Exercise details
For this exercise, repeat all of the material verbatim apart from its images.

Data listing
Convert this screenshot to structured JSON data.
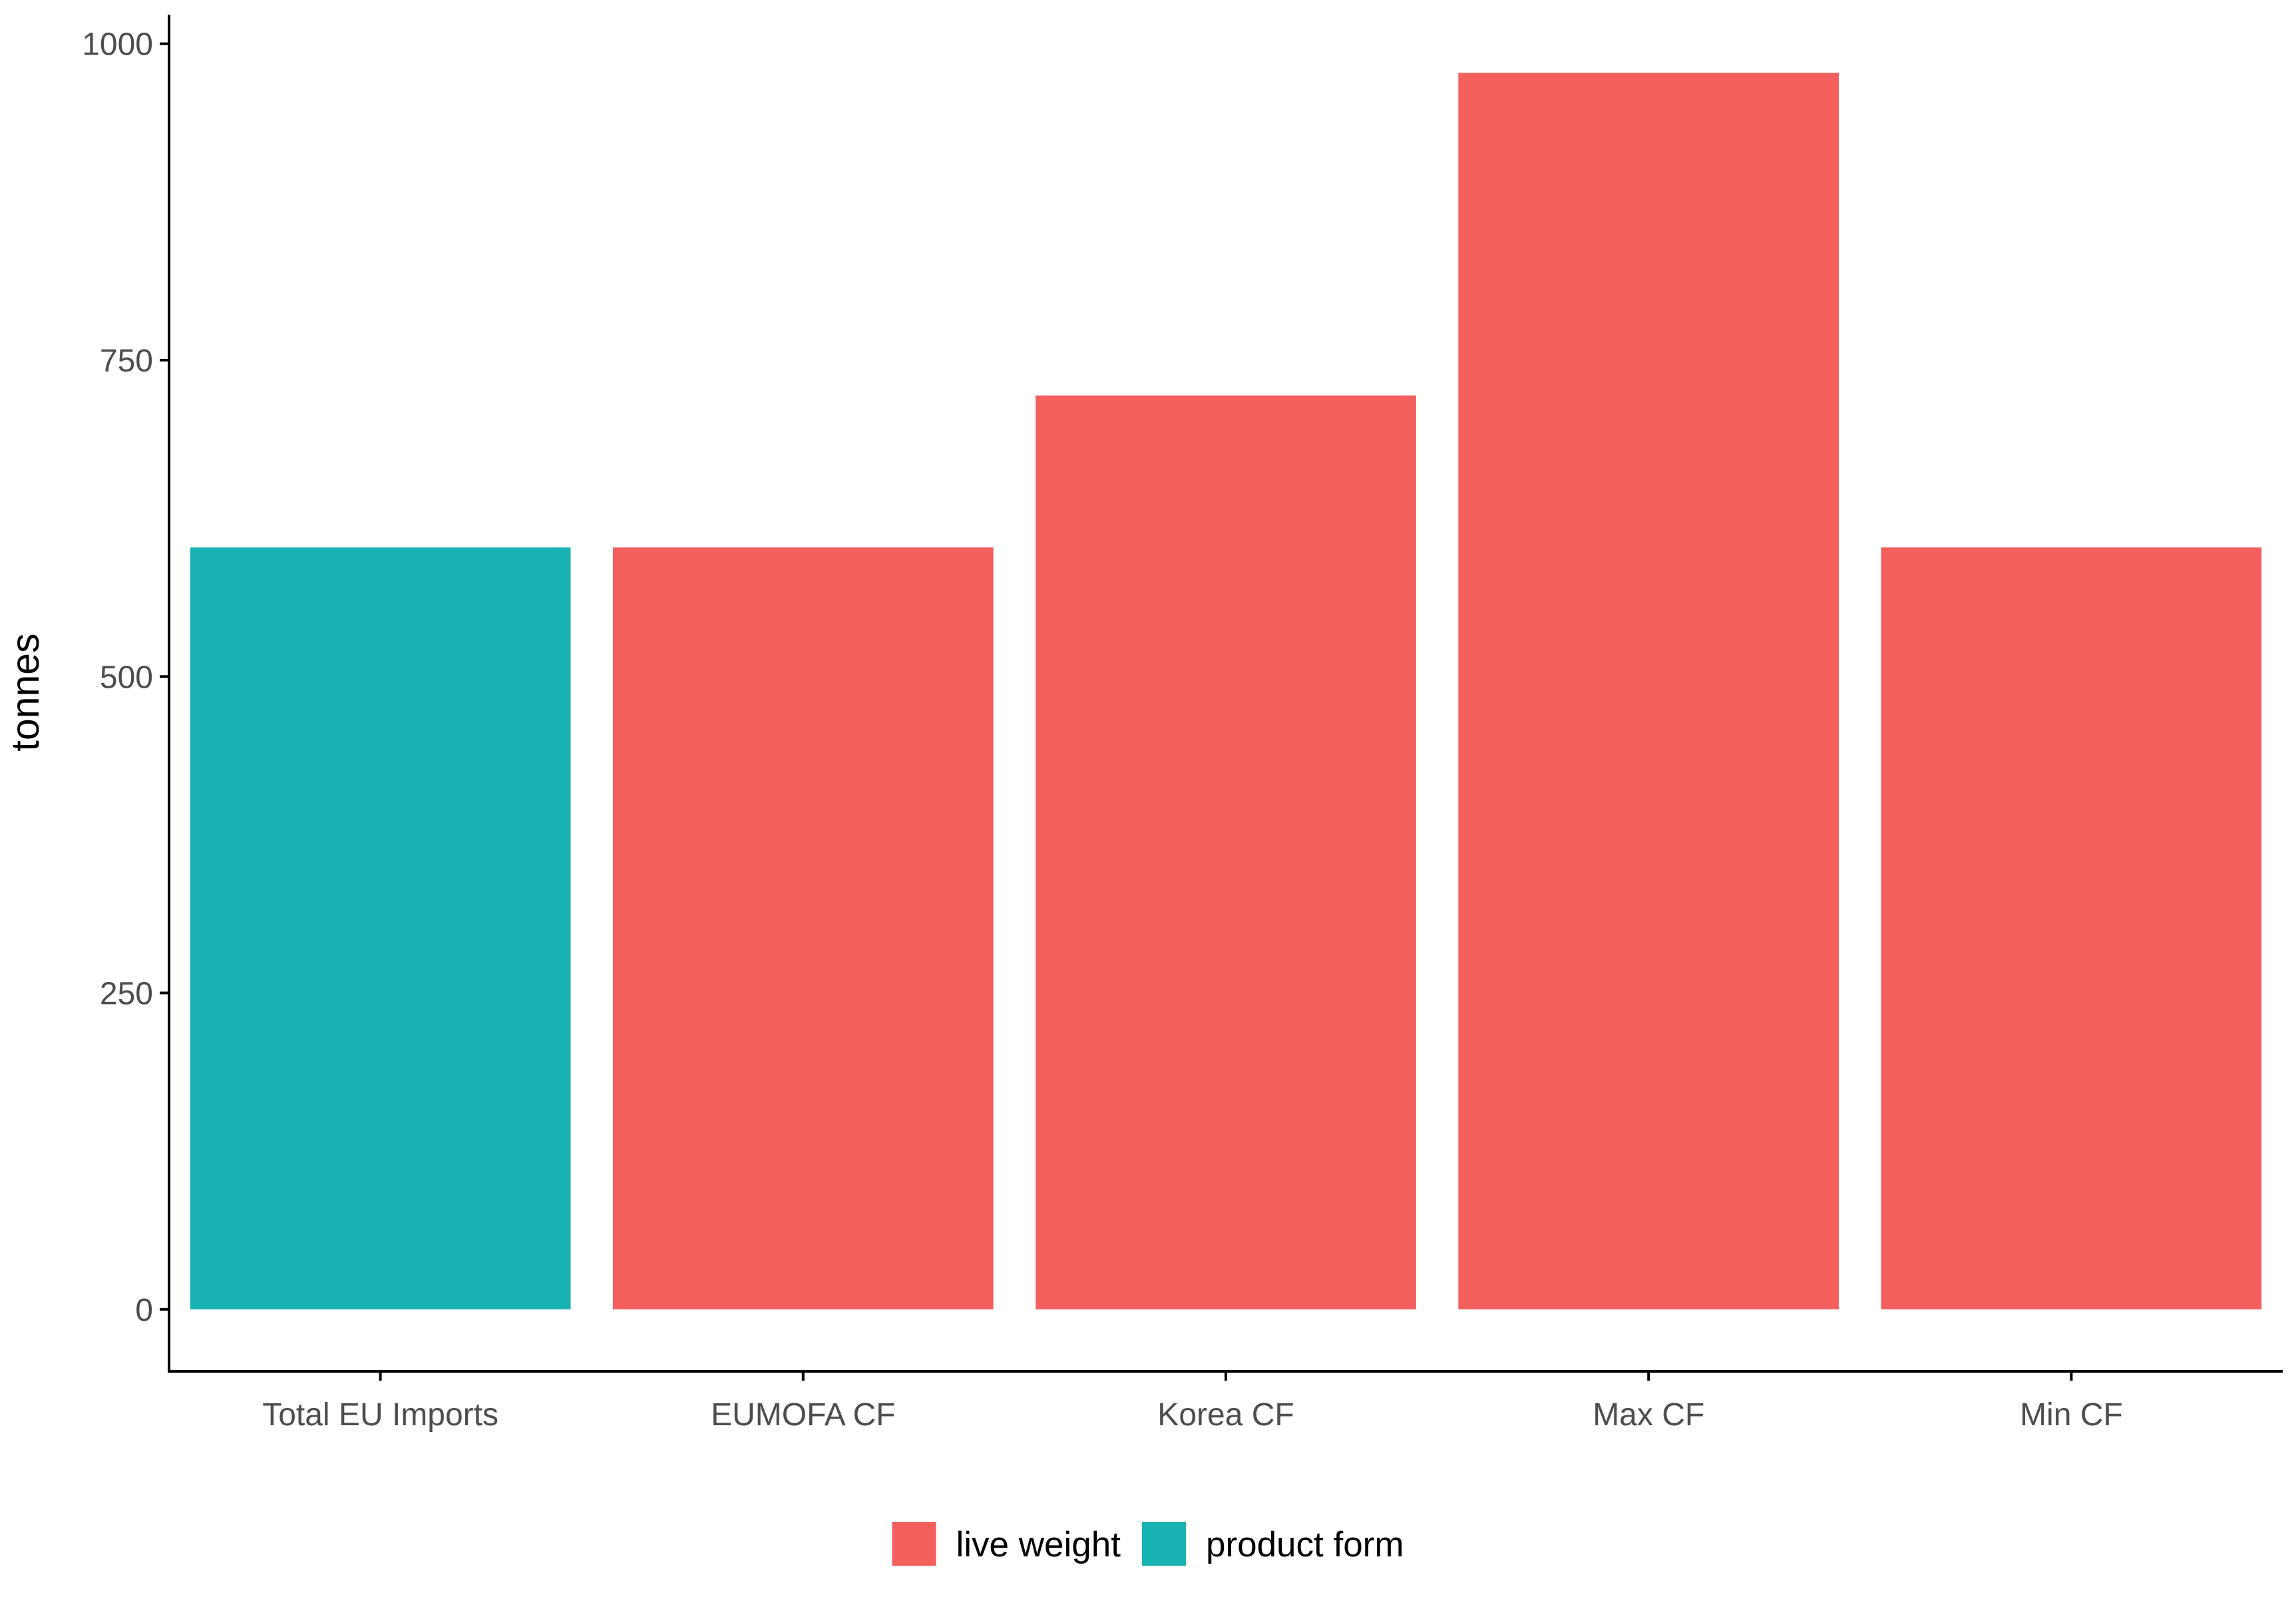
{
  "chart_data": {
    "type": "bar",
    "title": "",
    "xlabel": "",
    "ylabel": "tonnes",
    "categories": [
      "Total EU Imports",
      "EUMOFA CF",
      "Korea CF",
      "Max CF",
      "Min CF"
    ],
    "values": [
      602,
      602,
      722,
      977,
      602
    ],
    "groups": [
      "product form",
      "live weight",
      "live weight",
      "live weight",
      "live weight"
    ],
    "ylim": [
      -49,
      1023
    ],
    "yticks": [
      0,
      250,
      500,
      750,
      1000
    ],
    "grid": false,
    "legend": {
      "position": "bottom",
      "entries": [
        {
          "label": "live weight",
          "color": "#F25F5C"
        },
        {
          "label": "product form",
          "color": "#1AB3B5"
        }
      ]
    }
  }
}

The output
Convert this screenshot to structured JSON data.
{
  "chart_data": {
    "type": "bar",
    "title": "",
    "xlabel": "",
    "ylabel": "tonnes",
    "categories": [
      "Total EU Imports",
      "EUMOFA CF",
      "Korea CF",
      "Max CF",
      "Min CF"
    ],
    "values": [
      602,
      602,
      722,
      977,
      602
    ],
    "groups": [
      "product form",
      "live weight",
      "live weight",
      "live weight",
      "live weight"
    ],
    "ylim": [
      -49,
      1023
    ],
    "yticks": [
      0,
      250,
      500,
      750,
      1000
    ],
    "grid": false,
    "legend": {
      "position": "bottom",
      "entries": [
        {
          "label": "live weight",
          "color": "#F25F5C"
        },
        {
          "label": "product form",
          "color": "#1AB3B5"
        }
      ]
    }
  }
}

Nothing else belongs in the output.